28/02/2011
28/02/2011

Ich erinnere mich noch dunkel. Es war in grauer Vorzeit. Da gab es einen Seite 1-Aufmacher in einer bekannten Grazer Tageszeitung mit einer fingierten Grazer Wolkenkratzer-Skyline. Hochhäuser, moderne Bürogebäude, futuristische Neubauten standen dicht an dicht entlang der Mur und sollten New Yorker Flair vermitteln. Der damalige Planungsstadtrat Klaus Garter (SPÖ) - also musste es zwischen 1983 und 1990 gewesen sein - ventilierte die Idee von einer Grazer Zukunft mit Hochhäusern und Wolkenkratzern im Zentrum. Dabei ging es ihm nicht um den Wohnbau. Graz brauche Hochhäuser, um den neuen Anforderungen gerecht zu werden, sich modern zu geben und um sich als Standort attraktiv zu positionieren.

= EXTRAHIERTE ANGABEN =

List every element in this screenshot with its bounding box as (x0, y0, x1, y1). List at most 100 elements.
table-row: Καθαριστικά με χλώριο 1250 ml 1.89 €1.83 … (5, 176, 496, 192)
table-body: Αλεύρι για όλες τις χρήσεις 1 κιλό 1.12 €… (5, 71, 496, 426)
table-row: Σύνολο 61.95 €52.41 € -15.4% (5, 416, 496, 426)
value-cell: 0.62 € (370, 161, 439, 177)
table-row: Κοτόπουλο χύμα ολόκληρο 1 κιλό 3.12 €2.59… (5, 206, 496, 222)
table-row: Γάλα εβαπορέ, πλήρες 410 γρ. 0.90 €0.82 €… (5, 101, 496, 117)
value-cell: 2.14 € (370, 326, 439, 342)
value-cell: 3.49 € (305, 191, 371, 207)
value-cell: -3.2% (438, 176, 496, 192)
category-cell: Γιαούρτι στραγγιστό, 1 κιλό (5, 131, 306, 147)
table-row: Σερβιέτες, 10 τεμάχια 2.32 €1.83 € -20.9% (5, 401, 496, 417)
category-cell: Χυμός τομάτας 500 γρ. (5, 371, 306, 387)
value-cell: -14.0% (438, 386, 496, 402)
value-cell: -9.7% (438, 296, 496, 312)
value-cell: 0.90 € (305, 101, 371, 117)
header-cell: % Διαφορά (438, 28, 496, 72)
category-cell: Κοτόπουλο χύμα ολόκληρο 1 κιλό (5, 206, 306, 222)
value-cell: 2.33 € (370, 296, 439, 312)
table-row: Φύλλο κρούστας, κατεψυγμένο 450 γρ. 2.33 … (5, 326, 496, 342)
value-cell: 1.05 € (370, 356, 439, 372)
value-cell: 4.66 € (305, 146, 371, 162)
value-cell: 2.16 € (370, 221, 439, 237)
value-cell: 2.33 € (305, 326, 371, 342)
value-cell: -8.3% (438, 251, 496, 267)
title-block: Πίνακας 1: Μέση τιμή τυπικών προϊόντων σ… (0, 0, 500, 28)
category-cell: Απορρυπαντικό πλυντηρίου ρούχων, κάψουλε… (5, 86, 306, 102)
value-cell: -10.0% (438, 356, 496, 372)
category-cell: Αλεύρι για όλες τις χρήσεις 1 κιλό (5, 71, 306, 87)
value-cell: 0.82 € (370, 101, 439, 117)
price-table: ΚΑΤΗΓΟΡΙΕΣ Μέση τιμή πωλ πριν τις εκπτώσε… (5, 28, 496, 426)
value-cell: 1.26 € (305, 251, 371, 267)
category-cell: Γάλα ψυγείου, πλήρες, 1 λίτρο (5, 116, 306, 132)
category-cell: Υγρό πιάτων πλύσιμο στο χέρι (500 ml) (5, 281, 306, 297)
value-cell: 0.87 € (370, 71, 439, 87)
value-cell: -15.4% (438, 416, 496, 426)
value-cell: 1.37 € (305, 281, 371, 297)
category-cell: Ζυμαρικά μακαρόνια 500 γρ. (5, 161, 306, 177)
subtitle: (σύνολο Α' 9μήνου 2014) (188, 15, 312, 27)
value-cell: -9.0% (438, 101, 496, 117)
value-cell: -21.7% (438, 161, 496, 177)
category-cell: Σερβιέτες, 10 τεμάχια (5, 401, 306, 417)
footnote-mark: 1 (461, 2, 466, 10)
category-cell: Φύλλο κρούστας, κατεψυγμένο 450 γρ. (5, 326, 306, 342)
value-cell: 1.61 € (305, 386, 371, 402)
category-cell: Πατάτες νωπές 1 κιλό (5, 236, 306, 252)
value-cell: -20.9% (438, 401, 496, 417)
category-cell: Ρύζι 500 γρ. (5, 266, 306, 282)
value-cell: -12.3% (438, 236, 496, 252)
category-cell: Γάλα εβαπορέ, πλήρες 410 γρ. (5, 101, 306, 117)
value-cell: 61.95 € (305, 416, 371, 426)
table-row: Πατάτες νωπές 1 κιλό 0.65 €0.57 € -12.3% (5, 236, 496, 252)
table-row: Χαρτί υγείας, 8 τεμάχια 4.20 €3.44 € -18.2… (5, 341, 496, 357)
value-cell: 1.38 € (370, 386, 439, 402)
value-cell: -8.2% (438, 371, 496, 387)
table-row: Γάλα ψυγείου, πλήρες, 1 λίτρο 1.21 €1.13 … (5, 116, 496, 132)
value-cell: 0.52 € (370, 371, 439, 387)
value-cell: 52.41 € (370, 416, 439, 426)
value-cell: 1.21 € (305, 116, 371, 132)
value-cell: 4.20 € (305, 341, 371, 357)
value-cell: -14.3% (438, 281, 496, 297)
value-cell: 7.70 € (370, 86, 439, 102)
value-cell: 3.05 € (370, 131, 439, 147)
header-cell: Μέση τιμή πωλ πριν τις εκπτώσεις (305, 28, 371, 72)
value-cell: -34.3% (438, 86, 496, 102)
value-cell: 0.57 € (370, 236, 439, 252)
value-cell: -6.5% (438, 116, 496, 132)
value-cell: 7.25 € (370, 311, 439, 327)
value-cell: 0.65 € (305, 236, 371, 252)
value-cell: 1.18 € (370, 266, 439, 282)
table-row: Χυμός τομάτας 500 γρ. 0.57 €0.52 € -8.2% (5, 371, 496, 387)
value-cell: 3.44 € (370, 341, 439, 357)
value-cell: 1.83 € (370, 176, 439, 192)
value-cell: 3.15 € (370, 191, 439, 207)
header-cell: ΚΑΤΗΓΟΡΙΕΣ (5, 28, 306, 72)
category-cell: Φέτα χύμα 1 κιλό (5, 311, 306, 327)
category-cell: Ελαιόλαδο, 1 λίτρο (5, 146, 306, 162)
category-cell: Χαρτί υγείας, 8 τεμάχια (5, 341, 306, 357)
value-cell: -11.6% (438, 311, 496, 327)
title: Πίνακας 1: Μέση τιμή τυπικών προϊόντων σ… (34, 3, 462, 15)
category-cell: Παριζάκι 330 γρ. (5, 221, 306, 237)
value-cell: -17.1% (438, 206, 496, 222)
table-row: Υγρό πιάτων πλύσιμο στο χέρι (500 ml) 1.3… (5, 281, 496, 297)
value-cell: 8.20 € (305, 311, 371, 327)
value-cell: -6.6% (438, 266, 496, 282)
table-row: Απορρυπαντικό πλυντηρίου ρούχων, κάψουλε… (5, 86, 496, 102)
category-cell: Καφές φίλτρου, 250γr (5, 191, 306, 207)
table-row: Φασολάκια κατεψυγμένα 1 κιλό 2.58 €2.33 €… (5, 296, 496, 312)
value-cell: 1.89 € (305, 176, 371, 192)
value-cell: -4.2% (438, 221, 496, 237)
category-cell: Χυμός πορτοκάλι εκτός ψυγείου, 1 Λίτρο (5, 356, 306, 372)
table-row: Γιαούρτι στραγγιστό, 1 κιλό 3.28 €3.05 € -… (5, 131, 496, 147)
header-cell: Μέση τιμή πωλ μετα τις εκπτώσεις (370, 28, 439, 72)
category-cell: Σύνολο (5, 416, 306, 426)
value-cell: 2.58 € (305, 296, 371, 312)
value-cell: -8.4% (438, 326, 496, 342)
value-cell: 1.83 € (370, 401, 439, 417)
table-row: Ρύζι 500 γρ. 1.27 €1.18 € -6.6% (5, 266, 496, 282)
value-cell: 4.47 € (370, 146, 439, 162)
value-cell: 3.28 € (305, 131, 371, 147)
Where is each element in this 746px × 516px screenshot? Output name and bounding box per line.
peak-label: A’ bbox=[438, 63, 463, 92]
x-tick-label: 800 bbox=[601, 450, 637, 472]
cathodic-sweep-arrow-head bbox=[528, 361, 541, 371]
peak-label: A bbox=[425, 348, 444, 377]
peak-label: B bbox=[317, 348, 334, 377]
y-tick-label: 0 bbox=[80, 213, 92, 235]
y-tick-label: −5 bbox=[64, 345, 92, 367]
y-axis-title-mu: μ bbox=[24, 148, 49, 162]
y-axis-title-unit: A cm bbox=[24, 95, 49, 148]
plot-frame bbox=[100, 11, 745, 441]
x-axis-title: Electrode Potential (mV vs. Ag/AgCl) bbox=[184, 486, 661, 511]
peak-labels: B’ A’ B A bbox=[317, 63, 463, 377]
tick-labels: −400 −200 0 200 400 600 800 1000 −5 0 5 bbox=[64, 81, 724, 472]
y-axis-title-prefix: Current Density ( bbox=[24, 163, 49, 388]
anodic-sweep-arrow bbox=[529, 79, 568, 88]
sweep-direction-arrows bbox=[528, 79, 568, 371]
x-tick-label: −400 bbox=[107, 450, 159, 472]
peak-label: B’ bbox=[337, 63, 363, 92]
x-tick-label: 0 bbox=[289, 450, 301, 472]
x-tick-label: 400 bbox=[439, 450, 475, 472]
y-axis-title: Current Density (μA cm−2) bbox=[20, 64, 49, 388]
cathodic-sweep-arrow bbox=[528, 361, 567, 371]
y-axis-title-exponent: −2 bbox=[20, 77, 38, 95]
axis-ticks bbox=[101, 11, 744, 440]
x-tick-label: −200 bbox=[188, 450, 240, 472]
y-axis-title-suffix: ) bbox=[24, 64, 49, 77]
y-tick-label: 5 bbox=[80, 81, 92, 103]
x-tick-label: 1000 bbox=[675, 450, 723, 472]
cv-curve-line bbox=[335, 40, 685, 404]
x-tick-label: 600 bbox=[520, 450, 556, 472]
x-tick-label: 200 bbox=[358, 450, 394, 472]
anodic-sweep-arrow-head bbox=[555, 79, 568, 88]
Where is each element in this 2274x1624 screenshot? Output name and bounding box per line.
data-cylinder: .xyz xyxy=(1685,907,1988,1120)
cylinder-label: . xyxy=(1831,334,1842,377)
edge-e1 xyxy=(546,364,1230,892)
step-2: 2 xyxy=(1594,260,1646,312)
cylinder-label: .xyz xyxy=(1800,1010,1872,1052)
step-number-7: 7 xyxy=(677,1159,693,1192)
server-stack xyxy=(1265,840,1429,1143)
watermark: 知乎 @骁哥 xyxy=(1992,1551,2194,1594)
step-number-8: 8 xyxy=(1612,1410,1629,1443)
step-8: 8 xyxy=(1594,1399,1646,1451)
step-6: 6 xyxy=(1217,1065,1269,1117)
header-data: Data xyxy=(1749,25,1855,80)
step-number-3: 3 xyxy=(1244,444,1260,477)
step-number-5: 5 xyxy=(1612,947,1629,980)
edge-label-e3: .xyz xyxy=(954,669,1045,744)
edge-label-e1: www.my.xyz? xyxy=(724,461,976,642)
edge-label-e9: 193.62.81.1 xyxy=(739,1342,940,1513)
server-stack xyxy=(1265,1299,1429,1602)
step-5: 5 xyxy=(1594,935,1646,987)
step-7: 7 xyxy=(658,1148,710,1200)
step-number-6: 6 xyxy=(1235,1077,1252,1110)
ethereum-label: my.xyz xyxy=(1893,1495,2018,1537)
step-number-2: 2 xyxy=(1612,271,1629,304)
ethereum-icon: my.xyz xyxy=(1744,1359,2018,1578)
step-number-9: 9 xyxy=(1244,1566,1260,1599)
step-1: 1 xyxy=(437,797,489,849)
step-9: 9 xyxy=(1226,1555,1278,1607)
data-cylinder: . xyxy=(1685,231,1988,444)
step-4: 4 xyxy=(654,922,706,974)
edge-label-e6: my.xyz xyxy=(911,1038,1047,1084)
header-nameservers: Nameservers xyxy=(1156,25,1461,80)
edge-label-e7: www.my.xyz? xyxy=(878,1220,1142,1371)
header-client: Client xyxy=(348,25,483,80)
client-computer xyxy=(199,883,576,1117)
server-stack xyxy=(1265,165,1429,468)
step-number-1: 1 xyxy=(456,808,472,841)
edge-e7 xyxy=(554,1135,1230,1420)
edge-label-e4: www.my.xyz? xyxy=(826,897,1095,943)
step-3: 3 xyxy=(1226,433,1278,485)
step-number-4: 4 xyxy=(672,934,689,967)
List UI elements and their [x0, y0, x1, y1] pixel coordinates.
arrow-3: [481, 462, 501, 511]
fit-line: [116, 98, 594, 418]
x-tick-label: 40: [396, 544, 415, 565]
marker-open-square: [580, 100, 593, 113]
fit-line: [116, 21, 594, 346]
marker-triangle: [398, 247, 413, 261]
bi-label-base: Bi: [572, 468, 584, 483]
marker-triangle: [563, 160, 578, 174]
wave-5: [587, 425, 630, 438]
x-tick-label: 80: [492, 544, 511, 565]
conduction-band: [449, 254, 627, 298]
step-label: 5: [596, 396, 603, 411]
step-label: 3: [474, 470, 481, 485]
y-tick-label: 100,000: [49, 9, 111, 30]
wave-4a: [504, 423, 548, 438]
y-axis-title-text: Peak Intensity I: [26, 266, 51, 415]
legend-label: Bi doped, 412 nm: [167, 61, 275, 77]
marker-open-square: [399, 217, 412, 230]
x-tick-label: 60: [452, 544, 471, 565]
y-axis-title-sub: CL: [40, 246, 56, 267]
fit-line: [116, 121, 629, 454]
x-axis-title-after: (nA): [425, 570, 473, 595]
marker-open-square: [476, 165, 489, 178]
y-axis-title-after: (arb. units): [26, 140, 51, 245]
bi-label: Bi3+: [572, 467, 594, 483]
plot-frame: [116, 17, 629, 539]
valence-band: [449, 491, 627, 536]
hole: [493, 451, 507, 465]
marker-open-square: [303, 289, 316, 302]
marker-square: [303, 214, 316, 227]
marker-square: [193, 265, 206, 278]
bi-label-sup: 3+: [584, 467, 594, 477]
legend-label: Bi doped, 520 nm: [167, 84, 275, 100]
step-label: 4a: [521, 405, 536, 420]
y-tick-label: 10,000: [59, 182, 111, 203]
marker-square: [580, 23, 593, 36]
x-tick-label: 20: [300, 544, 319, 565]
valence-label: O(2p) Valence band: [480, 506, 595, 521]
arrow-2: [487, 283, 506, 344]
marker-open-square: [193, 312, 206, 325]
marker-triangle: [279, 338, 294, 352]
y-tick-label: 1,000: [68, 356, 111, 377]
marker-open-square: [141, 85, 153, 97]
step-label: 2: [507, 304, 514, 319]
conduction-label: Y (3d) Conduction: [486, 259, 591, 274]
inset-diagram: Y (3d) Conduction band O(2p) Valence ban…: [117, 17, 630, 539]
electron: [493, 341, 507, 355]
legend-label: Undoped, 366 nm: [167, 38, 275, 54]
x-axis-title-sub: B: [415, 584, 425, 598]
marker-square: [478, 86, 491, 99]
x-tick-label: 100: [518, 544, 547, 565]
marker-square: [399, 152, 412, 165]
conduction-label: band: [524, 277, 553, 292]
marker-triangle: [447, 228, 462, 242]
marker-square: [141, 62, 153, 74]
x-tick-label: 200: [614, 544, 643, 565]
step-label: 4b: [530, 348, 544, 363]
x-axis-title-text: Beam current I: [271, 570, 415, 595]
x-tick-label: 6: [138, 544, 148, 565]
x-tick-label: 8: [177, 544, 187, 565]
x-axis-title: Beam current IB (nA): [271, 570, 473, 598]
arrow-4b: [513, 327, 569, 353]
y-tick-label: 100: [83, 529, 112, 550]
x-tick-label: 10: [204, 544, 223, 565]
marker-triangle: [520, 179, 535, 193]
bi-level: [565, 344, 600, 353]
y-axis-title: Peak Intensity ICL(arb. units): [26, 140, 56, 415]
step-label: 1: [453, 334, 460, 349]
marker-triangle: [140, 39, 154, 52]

= FOLGENDES BEARBEITEN =
1. Welcher Partei gehörte Klaus Garter laut dem Text über die Grazer Hochhauspläne an?
2. Schreiben Sie den Text über die Grazer Hochhauspläne weiter.
Die Einträge haben mit dem Text über die Grazer Hochhauspläne nichts zu tun.

= IHRE ANTWORTEN =
1. Der SPÖ.

2.
Die meisten Thesen von damals sind Makulatur. Graz wurde das alles nicht, vieles wurde versäumt und/oder verhindert. Im Nachinein denke ich mir, das eine oder andere Mal war das gar nicht so schlecht. Graz wurde kein Drehkreuz in den Südosten, erlebte keinen Boom und ist auch kein attraktiverer Standort als andere Städte. Die öffentliche nationale Verkehrsanbindung von Graz ist heute nicht besser als damals. Lange Zeit – bis 2001 – schrumpfte die Einwohnerzahl.

Seit 1974 gibt es ein Hochhausbauverbot in Graz, das in den 1990ern für Einzelprojekte aufgeweicht wurde. Ein neues Konzept für etwaige Hochhausneubauten gibt es bis dato nicht. Der neue Stadtplanungschefs Heinz Schöttli, der seit 2010 im Amt ist, kündigt ein derartiges an. Gut so, nur die Frage muss erlaubt sein, was tat die Stadtplanung die letzten 25 Jahre?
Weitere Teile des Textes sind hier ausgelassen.